* WHAT YOU SHOULD DO: Skip the pictures. Transcribe the rest of the data below without changing a word.

* RECORDS TO USE:

•••••

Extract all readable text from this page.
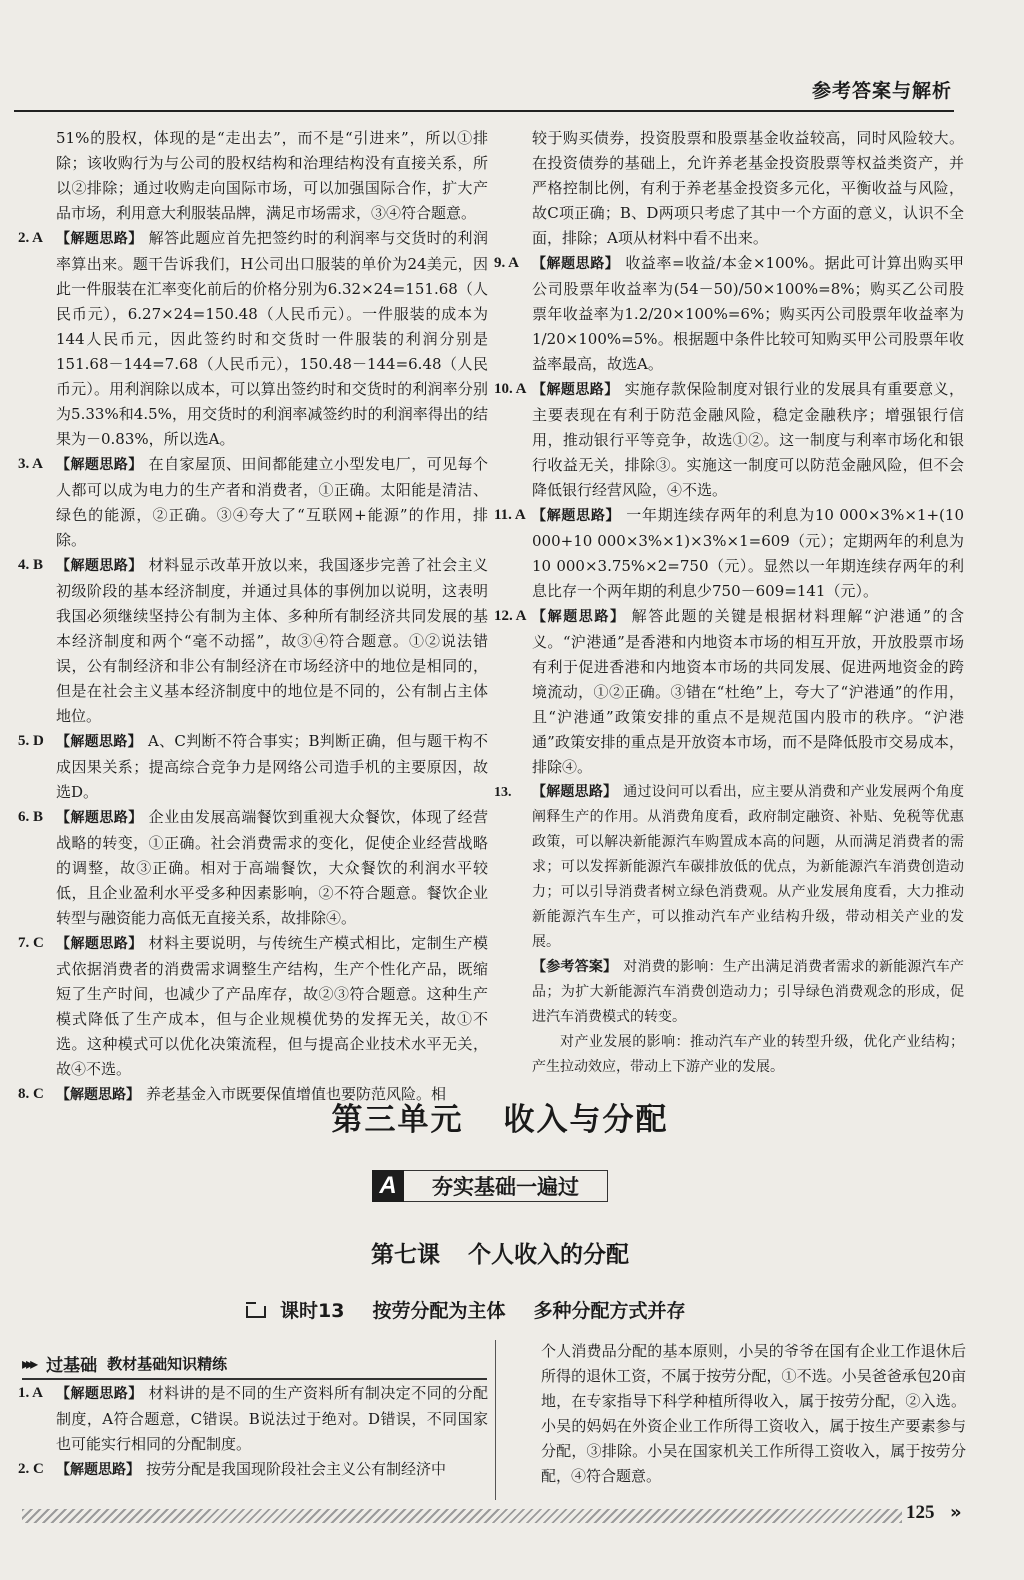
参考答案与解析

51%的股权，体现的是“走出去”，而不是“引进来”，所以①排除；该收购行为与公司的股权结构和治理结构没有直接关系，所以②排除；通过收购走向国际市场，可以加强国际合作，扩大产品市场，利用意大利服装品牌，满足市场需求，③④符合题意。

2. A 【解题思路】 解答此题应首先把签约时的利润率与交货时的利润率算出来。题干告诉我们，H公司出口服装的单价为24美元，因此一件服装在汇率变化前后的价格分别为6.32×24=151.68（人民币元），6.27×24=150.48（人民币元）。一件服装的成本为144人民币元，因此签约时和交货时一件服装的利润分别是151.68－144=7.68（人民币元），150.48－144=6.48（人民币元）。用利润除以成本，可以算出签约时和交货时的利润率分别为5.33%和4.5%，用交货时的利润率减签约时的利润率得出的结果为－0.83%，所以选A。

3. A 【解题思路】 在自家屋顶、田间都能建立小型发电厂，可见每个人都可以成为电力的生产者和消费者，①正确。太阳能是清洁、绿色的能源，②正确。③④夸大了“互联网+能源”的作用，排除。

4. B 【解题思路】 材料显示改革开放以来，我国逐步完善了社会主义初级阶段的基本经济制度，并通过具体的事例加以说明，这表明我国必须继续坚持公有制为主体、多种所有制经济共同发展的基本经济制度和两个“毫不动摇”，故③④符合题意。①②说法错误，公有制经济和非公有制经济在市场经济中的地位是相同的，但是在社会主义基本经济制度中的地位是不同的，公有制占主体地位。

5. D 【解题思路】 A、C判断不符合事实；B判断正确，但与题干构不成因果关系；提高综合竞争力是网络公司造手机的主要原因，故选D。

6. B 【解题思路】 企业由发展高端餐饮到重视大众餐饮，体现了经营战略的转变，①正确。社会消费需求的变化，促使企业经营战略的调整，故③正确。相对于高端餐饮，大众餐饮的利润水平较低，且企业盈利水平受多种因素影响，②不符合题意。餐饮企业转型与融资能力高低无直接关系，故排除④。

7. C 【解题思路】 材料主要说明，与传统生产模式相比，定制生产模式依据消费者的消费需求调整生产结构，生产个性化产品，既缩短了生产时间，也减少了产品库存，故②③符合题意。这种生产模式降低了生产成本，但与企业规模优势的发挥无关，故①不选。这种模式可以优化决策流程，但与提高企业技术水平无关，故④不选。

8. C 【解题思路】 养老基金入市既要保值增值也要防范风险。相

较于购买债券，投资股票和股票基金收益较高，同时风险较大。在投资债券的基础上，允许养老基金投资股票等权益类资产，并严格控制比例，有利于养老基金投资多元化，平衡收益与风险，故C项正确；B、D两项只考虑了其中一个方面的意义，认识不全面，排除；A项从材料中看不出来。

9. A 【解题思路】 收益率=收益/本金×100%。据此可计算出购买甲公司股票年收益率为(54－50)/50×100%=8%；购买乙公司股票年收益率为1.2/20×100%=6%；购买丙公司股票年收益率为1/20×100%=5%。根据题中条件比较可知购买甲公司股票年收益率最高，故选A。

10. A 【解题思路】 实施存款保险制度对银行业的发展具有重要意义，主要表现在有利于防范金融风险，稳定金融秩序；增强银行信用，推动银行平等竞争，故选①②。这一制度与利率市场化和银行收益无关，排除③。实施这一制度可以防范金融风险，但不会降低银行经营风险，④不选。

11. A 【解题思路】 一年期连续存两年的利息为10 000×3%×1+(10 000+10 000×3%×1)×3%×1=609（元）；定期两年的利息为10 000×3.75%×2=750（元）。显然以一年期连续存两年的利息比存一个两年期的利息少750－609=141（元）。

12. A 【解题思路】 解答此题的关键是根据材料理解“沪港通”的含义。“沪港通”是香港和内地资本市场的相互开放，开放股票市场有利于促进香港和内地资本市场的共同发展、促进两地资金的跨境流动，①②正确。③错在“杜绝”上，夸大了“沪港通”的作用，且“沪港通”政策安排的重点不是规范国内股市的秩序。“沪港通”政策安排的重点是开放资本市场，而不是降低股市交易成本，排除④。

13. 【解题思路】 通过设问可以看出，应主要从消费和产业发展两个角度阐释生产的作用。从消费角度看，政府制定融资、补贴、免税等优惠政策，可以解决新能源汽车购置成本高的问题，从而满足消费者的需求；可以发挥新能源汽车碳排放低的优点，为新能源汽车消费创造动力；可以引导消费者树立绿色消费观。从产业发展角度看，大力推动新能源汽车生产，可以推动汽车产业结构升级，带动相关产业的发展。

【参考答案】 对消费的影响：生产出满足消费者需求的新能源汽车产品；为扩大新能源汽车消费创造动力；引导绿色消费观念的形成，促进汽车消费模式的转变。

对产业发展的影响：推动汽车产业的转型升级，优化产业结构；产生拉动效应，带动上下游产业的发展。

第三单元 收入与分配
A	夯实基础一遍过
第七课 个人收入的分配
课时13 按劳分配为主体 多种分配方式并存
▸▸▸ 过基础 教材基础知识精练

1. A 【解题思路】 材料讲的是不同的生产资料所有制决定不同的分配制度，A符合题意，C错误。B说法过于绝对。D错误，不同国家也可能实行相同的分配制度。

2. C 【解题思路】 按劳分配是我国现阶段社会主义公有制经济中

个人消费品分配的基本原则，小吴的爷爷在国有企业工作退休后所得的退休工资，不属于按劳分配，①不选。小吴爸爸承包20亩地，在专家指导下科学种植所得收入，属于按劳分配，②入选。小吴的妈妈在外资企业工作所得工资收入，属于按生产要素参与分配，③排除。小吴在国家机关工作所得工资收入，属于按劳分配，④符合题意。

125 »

•••••

* EXERCISE SOLUTION:
Extract all readable text from this page.
参考答案与解析

51%的股权，体现的是“走出去”，而不是“引进来”，所以①排除；该收购行为与公司的股权结构和治理结构没有直接关系，所以②排除；通过收购走向国际市场，可以加强国际合作，扩大产品市场，利用意大利服装品牌，满足市场需求，③④符合题意。

2. A 【解题思路】 解答此题应首先把签约时的利润率与交货时的利润率算出来。题干告诉我们，H公司出口服装的单价为24美元，因此一件服装在汇率变化前后的价格分别为6.32×24=151.68（人民币元），6.27×24=150.48（人民币元）。一件服装的成本为144人民币元，因此签约时和交货时一件服装的利润分别是151.68－144=7.68（人民币元），150.48－144=6.48（人民币元）。用利润除以成本，可以算出签约时和交货时的利润率分别为5.33%和4.5%，用交货时的利润率减签约时的利润率得出的结果为－0.83%，所以选A。

3. A 【解题思路】 在自家屋顶、田间都能建立小型发电厂，可见每个人都可以成为电力的生产者和消费者，①正确。太阳能是清洁、绿色的能源，②正确。③④夸大了“互联网+能源”的作用，排除。

4. B 【解题思路】 材料显示改革开放以来，我国逐步完善了社会主义初级阶段的基本经济制度，并通过具体的事例加以说明，这表明我国必须继续坚持公有制为主体、多种所有制经济共同发展的基本经济制度和两个“毫不动摇”，故③④符合题意。①②说法错误，公有制经济和非公有制经济在市场经济中的地位是相同的，但是在社会主义基本经济制度中的地位是不同的，公有制占主体地位。

5. D 【解题思路】 A、C判断不符合事实；B判断正确，但与题干构不成因果关系；提高综合竞争力是网络公司造手机的主要原因，故选D。

6. B 【解题思路】 企业由发展高端餐饮到重视大众餐饮，体现了经营战略的转变，①正确。社会消费需求的变化，促使企业经营战略的调整，故③正确。相对于高端餐饮，大众餐饮的利润水平较低，且企业盈利水平受多种因素影响，②不符合题意。餐饮企业转型与融资能力高低无直接关系，故排除④。

7. C 【解题思路】 材料主要说明，与传统生产模式相比，定制生产模式依据消费者的消费需求调整生产结构，生产个性化产品，既缩短了生产时间，也减少了产品库存，故②③符合题意。这种生产模式降低了生产成本，但与企业规模优势的发挥无关，故①不选。这种模式可以优化决策流程，但与提高企业技术水平无关，故④不选。

8. C 【解题思路】 养老基金入市既要保值增值也要防范风险。相

较于购买债券，投资股票和股票基金收益较高，同时风险较大。在投资债券的基础上，允许养老基金投资股票等权益类资产，并严格控制比例，有利于养老基金投资多元化，平衡收益与风险，故C项正确；B、D两项只考虑了其中一个方面的意义，认识不全面，排除；A项从材料中看不出来。

9. A 【解题思路】 收益率=收益/本金×100%。据此可计算出购买甲公司股票年收益率为(54－50)/50×100%=8%；购买乙公司股票年收益率为1.2/20×100%=6%；购买丙公司股票年收益率为1/20×100%=5%。根据题中条件比较可知购买甲公司股票年收益率最高，故选A。

10. A 【解题思路】 实施存款保险制度对银行业的发展具有重要意义，主要表现在有利于防范金融风险，稳定金融秩序；增强银行信用，推动银行平等竞争，故选①②。这一制度与利率市场化和银行收益无关，排除③。实施这一制度可以防范金融风险，但不会降低银行经营风险，④不选。

11. A 【解题思路】 一年期连续存两年的利息为10 000×3%×1+(10 000+10 000×3%×1)×3%×1=609（元）；定期两年的利息为10 000×3.75%×2=750（元）。显然以一年期连续存两年的利息比存一个两年期的利息少750－609=141（元）。

12. A 【解题思路】 解答此题的关键是根据材料理解“沪港通”的含义。“沪港通”是香港和内地资本市场的相互开放，开放股票市场有利于促进香港和内地资本市场的共同发展、促进两地资金的跨境流动，①②正确。③错在“杜绝”上，夸大了“沪港通”的作用，且“沪港通”政策安排的重点不是规范国内股市的秩序。“沪港通”政策安排的重点是开放资本市场，而不是降低股市交易成本，排除④。

13. 【解题思路】 通过设问可以看出，应主要从消费和产业发展两个角度阐释生产的作用。从消费角度看，政府制定融资、补贴、免税等优惠政策，可以解决新能源汽车购置成本高的问题，从而满足消费者的需求；可以发挥新能源汽车碳排放低的优点，为新能源汽车消费创造动力；可以引导消费者树立绿色消费观。从产业发展角度看，大力推动新能源汽车生产，可以推动汽车产业结构升级，带动相关产业的发展。

【参考答案】 对消费的影响：生产出满足消费者需求的新能源汽车产品；为扩大新能源汽车消费创造动力；引导绿色消费观念的形成，促进汽车消费模式的转变。

对产业发展的影响：推动汽车产业的转型升级，优化产业结构；产生拉动效应，带动上下游产业的发展。

第三单元 收入与分配
A	夯实基础一遍过
第七课 个人收入的分配
课时13 按劳分配为主体 多种分配方式并存
▸▸▸ 过基础 教材基础知识精练

1. A 【解题思路】 材料讲的是不同的生产资料所有制决定不同的分配制度，A符合题意，C错误。B说法过于绝对。D错误，不同国家也可能实行相同的分配制度。

2. C 【解题思路】 按劳分配是我国现阶段社会主义公有制经济中

个人消费品分配的基本原则，小吴的爷爷在国有企业工作退休后所得的退休工资，不属于按劳分配，①不选。小吴爸爸承包20亩地，在专家指导下科学种植所得收入，属于按劳分配，②入选。小吴的妈妈在外资企业工作所得工资收入，属于按生产要素参与分配，③排除。小吴在国家机关工作所得工资收入，属于按劳分配，④符合题意。

125 »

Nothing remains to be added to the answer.